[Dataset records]

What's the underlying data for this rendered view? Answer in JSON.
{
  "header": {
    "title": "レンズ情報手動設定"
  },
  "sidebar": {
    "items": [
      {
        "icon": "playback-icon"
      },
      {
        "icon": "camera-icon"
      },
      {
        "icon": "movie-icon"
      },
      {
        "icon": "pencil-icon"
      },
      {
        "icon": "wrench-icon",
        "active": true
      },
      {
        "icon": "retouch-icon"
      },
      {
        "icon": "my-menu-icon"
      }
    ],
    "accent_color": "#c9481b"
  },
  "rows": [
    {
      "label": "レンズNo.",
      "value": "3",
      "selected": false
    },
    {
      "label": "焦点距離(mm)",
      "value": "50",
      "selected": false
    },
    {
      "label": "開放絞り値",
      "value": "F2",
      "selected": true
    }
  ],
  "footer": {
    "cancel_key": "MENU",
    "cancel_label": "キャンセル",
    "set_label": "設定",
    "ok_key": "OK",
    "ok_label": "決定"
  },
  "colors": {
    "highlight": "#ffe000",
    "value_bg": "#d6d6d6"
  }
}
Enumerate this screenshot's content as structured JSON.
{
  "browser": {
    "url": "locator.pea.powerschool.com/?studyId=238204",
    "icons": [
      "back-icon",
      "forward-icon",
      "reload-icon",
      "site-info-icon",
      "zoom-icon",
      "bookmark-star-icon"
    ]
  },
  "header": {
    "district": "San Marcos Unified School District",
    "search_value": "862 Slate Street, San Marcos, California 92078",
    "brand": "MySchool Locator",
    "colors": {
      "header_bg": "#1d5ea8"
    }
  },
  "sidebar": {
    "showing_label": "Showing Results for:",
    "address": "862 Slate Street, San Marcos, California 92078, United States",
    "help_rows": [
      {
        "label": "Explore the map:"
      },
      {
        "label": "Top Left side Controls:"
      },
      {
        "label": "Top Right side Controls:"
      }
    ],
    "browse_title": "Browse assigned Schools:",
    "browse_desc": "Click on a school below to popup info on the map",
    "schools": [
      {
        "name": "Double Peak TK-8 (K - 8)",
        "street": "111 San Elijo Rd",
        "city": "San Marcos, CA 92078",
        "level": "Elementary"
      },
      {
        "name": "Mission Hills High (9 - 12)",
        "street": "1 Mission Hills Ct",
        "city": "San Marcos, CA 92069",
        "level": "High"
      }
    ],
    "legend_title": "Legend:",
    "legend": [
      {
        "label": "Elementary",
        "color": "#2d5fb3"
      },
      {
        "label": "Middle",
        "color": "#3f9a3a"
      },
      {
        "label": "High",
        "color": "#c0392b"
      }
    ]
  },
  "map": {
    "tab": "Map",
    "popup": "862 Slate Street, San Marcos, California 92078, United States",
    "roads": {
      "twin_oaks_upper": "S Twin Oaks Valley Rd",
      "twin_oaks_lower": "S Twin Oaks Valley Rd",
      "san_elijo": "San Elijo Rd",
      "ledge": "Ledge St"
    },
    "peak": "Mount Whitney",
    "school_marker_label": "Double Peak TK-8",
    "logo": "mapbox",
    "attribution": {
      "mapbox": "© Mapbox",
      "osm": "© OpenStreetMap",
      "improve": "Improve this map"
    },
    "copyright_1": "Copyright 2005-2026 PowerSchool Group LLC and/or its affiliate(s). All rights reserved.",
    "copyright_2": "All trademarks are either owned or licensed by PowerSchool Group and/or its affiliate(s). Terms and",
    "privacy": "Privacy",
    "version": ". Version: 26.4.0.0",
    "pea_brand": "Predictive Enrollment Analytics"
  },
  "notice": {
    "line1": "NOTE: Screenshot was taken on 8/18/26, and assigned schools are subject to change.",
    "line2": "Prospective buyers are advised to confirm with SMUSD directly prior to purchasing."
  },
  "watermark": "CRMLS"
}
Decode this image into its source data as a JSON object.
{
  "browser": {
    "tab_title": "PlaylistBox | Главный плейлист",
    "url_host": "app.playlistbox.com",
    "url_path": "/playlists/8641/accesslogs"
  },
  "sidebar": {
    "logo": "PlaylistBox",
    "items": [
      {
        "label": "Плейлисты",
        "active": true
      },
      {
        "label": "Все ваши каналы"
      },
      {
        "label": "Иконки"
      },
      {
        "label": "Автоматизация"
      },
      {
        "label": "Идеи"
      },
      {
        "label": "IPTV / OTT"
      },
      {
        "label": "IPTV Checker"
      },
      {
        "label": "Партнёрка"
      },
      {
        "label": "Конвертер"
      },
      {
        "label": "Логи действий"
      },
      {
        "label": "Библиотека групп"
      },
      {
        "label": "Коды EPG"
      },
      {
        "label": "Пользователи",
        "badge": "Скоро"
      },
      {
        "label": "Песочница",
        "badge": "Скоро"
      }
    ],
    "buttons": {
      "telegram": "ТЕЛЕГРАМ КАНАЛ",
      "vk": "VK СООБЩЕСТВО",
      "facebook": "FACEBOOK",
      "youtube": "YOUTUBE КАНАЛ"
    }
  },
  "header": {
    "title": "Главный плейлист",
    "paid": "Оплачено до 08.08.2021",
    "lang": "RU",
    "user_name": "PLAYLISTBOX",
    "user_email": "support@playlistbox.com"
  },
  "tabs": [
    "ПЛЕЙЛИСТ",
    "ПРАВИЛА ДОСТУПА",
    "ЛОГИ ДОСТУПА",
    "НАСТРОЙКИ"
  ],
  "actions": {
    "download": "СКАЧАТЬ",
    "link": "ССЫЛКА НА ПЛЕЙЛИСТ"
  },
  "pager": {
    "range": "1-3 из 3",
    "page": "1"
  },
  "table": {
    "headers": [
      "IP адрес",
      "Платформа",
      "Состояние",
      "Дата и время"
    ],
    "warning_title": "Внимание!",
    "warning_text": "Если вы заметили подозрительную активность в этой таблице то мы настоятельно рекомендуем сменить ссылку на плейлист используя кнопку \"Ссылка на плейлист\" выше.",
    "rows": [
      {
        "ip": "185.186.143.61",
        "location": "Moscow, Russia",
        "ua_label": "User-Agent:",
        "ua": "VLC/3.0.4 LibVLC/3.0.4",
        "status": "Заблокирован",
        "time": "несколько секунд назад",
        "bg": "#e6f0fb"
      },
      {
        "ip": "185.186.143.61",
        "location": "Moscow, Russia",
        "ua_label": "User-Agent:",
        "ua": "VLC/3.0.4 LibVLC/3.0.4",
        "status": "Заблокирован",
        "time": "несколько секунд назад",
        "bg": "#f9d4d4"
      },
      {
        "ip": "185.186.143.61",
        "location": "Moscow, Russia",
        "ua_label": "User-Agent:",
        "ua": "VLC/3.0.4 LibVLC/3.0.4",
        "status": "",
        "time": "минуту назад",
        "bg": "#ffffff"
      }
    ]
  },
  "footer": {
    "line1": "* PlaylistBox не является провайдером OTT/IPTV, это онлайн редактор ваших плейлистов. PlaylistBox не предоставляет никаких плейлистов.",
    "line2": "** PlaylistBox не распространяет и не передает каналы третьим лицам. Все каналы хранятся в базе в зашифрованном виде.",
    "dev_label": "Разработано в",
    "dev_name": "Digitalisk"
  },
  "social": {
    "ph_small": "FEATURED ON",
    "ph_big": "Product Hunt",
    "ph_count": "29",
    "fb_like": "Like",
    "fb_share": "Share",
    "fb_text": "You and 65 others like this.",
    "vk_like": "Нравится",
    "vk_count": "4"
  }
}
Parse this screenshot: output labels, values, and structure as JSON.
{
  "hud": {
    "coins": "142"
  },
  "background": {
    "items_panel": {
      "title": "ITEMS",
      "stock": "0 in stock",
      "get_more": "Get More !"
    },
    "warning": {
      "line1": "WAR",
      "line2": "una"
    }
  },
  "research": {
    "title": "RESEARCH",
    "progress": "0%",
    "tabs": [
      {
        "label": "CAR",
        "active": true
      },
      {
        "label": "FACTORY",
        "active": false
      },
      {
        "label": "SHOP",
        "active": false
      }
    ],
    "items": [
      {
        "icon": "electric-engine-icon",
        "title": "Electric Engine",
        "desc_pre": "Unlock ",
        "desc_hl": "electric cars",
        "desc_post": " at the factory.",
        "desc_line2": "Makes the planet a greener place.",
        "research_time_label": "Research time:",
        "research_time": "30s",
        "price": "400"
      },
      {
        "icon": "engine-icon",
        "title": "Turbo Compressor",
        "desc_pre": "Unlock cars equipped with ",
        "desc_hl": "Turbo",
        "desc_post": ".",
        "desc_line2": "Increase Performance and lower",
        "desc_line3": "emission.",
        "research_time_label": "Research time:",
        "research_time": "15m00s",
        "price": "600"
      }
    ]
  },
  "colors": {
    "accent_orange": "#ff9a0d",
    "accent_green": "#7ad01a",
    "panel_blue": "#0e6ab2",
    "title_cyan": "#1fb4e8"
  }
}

Task prompt.
Go through the records and pull out each line that includes the word "city".

Response to the task.
        "city": "San Marcos, CA 92078",
        "city": "San Marcos, CA 92069",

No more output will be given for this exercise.